## [What is needed]
Your task is to repeat the entries underneath exactly, minus the pictures.

Saved entries
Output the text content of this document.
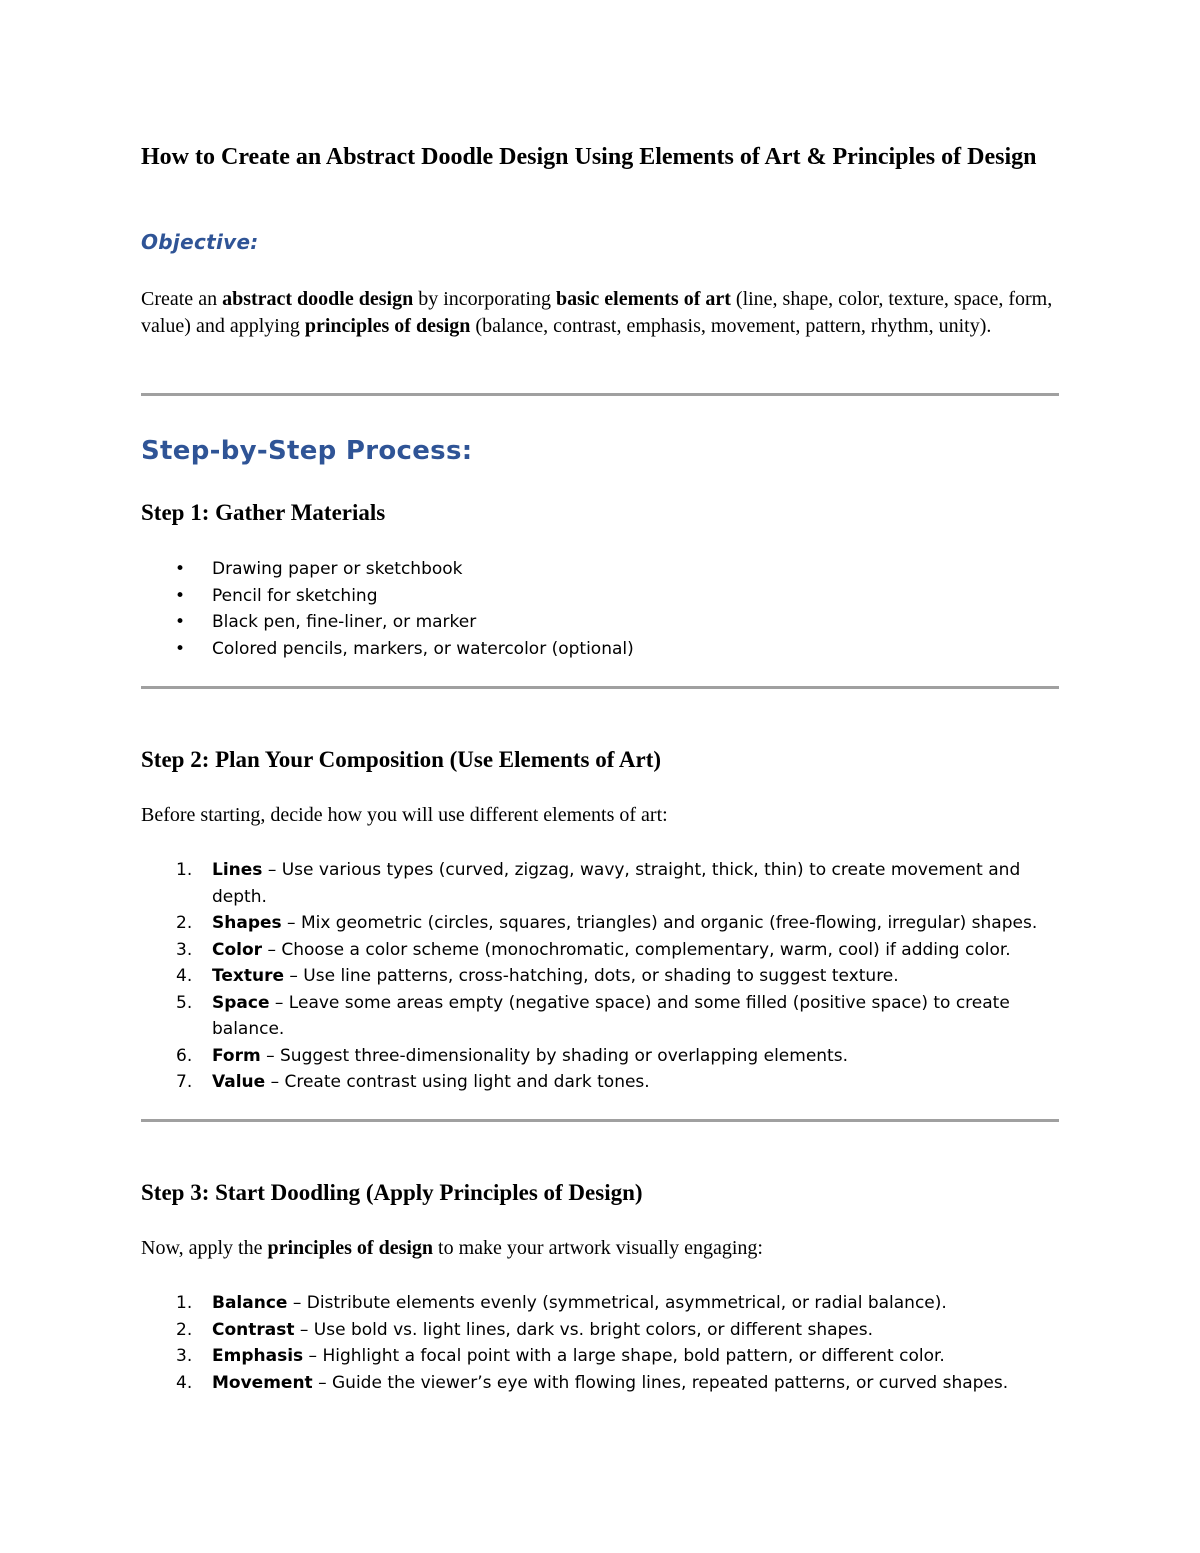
How to Create an Abstract Doodle Design Using Elements of Art & Principles of Design
Objective:

Create an abstract doodle design by incorporating basic elements of art (line, shape, color, texture, space, form, value) and applying principles of design (balance, contrast, emphasis, movement, pattern, rhythm, unity).

Step-by-Step Process:
Step 1: Gather Materials
• Drawing paper or sketchbook
• Pencil for sketching
• Black pen, fine-liner, or marker
• Colored pencils, markers, or watercolor (optional)
Step 2: Plan Your Composition (Use Elements of Art)

Before starting, decide how you will use different elements of art:

1. Lines – Use various types (curved, zigzag, wavy, straight, thick, thin) to create movement and depth.
2. Shapes – Mix geometric (circles, squares, triangles) and organic (free-flowing, irregular) shapes.
3. Color – Choose a color scheme (monochromatic, complementary, warm, cool) if adding color.
4. Texture – Use line patterns, cross-hatching, dots, or shading to suggest texture.
5. Space – Leave some areas empty (negative space) and some filled (positive space) to create balance.
6. Form – Suggest three-dimensionality by shading or overlapping elements.
7. Value – Create contrast using light and dark tones.
Step 3: Start Doodling (Apply Principles of Design)

Now, apply the principles of design to make your artwork visually engaging:

1. Balance – Distribute elements evenly (symmetrical, asymmetrical, or radial balance).
2. Contrast – Use bold vs. light lines, dark vs. bright colors, or different shapes.
3. Emphasis – Highlight a focal point with a large shape, bold pattern, or different color.
4. Movement – Guide the viewer’s eye with flowing lines, repeated patterns, or curved shapes.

## [Task output]
Output the text content of this document.
How to Create an Abstract Doodle Design Using Elements of Art & Principles of Design
Objective:

Create an abstract doodle design by incorporating basic elements of art (line, shape, color, texture, space, form, value) and applying principles of design (balance, contrast, emphasis, movement, pattern, rhythm, unity).

Step-by-Step Process:
Step 1: Gather Materials
• Drawing paper or sketchbook
• Pencil for sketching
• Black pen, fine-liner, or marker
• Colored pencils, markers, or watercolor (optional)
Step 2: Plan Your Composition (Use Elements of Art)

Before starting, decide how you will use different elements of art:

1. Lines – Use various types (curved, zigzag, wavy, straight, thick, thin) to create movement and depth.
2. Shapes – Mix geometric (circles, squares, triangles) and organic (free-flowing, irregular) shapes.
3. Color – Choose a color scheme (monochromatic, complementary, warm, cool) if adding color.
4. Texture – Use line patterns, cross-hatching, dots, or shading to suggest texture.
5. Space – Leave some areas empty (negative space) and some filled (positive space) to create balance.
6. Form – Suggest three-dimensionality by shading or overlapping elements.
7. Value – Create contrast using light and dark tones.
Step 3: Start Doodling (Apply Principles of Design)

Now, apply the principles of design to make your artwork visually engaging:

1. Balance – Distribute elements evenly (symmetrical, asymmetrical, or radial balance).
2. Contrast – Use bold vs. light lines, dark vs. bright colors, or different shapes.
3. Emphasis – Highlight a focal point with a large shape, bold pattern, or different color.
4. Movement – Guide the viewer’s eye with flowing lines, repeated patterns, or curved shapes.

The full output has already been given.